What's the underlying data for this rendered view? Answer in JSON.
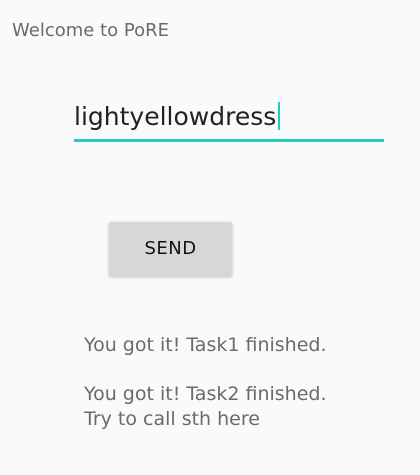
{
  "app": {
    "title": "Welcome to PoRE"
  },
  "input": {
    "value": "lightyellowdress",
    "accent_color": "#1ecdc0"
  },
  "send_button": {
    "label": "SEND"
  },
  "status": {
    "task1": "You got it! Task1 finished.",
    "task2_line1": "You got it! Task2 finished.",
    "task2_line2": "Try to call sth here"
  }
}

◇ ◇ ◇

Copy all of the entries verbatim, leaving out any pictures they contain.

What's the underlying data for this rendered view? Answer in JSON.
{
  "app": {
    "title": "Welcome to PoRE"
  },
  "input": {
    "value": "lightyellowdress",
    "accent_color": "#1ecdc0"
  },
  "send_button": {
    "label": "SEND"
  },
  "status": {
    "task1": "You got it! Task1 finished.",
    "task2_line1": "You got it! Task2 finished.",
    "task2_line2": "Try to call sth here"
  }
}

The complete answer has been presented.